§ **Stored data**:
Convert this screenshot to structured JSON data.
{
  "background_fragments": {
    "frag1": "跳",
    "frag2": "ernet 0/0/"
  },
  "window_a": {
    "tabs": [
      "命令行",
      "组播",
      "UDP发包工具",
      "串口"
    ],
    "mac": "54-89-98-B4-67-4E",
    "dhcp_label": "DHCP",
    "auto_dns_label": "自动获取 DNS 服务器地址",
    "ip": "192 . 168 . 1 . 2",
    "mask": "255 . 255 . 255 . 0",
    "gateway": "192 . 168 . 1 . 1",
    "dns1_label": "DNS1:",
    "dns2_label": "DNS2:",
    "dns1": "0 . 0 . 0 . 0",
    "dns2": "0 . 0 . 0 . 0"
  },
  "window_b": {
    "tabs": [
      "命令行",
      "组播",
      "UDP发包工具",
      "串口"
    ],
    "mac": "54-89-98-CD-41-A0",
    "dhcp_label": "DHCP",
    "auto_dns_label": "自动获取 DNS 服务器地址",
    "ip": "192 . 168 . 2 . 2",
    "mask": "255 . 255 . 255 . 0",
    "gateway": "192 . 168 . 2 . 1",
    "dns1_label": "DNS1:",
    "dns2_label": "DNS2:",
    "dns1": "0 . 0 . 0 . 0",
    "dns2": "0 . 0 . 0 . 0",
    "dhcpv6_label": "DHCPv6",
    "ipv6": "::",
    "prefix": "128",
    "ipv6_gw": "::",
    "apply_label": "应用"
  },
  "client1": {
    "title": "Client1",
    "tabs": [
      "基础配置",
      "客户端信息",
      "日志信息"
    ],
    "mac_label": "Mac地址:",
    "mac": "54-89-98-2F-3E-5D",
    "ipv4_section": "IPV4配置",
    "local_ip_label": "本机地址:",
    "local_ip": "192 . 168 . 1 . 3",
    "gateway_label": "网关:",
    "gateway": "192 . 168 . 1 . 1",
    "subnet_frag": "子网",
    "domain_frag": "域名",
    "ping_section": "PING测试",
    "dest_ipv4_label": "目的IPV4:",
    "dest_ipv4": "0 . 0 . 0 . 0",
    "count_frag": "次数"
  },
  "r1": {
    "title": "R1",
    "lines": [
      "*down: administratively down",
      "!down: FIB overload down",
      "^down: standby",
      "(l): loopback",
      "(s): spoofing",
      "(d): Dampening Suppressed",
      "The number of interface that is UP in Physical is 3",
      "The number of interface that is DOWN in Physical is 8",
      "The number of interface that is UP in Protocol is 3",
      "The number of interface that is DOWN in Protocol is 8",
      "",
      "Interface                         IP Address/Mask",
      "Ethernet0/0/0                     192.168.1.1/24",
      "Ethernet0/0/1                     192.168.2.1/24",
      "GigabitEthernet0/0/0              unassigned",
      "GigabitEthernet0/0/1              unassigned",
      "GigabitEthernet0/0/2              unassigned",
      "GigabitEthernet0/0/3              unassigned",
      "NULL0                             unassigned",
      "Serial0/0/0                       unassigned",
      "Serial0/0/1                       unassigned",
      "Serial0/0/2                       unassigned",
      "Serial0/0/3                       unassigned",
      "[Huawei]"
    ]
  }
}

§ **Task goal**: Extract every record. Keep wording exact.

§ **Exercise output**:
Convert this screenshot to structured JSON data.
{
  "background_fragments": {
    "frag1": "跳",
    "frag2": "ernet 0/0/"
  },
  "window_a": {
    "tabs": [
      "命令行",
      "组播",
      "UDP发包工具",
      "串口"
    ],
    "mac": "54-89-98-B4-67-4E",
    "dhcp_label": "DHCP",
    "auto_dns_label": "自动获取 DNS 服务器地址",
    "ip": "192 . 168 . 1 . 2",
    "mask": "255 . 255 . 255 . 0",
    "gateway": "192 . 168 . 1 . 1",
    "dns1_label": "DNS1:",
    "dns2_label": "DNS2:",
    "dns1": "0 . 0 . 0 . 0",
    "dns2": "0 . 0 . 0 . 0"
  },
  "window_b": {
    "tabs": [
      "命令行",
      "组播",
      "UDP发包工具",
      "串口"
    ],
    "mac": "54-89-98-CD-41-A0",
    "dhcp_label": "DHCP",
    "auto_dns_label": "自动获取 DNS 服务器地址",
    "ip": "192 . 168 . 2 . 2",
    "mask": "255 . 255 . 255 . 0",
    "gateway": "192 . 168 . 2 . 1",
    "dns1_label": "DNS1:",
    "dns2_label": "DNS2:",
    "dns1": "0 . 0 . 0 . 0",
    "dns2": "0 . 0 . 0 . 0",
    "dhcpv6_label": "DHCPv6",
    "ipv6": "::",
    "prefix": "128",
    "ipv6_gw": "::",
    "apply_label": "应用"
  },
  "client1": {
    "title": "Client1",
    "tabs": [
      "基础配置",
      "客户端信息",
      "日志信息"
    ],
    "mac_label": "Mac地址:",
    "mac": "54-89-98-2F-3E-5D",
    "ipv4_section": "IPV4配置",
    "local_ip_label": "本机地址:",
    "local_ip": "192 . 168 . 1 . 3",
    "gateway_label": "网关:",
    "gateway": "192 . 168 . 1 . 1",
    "subnet_frag": "子网",
    "domain_frag": "域名",
    "ping_section": "PING测试",
    "dest_ipv4_label": "目的IPV4:",
    "dest_ipv4": "0 . 0 . 0 . 0",
    "count_frag": "次数"
  },
  "r1": {
    "title": "R1",
    "lines": [
      "*down: administratively down",
      "!down: FIB overload down",
      "^down: standby",
      "(l): loopback",
      "(s): spoofing",
      "(d): Dampening Suppressed",
      "The number of interface that is UP in Physical is 3",
      "The number of interface that is DOWN in Physical is 8",
      "The number of interface that is UP in Protocol is 3",
      "The number of interface that is DOWN in Protocol is 8",
      "",
      "Interface                         IP Address/Mask",
      "Ethernet0/0/0                     192.168.1.1/24",
      "Ethernet0/0/1                     192.168.2.1/24",
      "GigabitEthernet0/0/0              unassigned",
      "GigabitEthernet0/0/1              unassigned",
      "GigabitEthernet0/0/2              unassigned",
      "GigabitEthernet0/0/3              unassigned",
      "NULL0                             unassigned",
      "Serial0/0/0                       unassigned",
      "Serial0/0/1                       unassigned",
      "Serial0/0/2                       unassigned",
      "Serial0/0/3                       unassigned",
      "[Huawei]"
    ]
  }
}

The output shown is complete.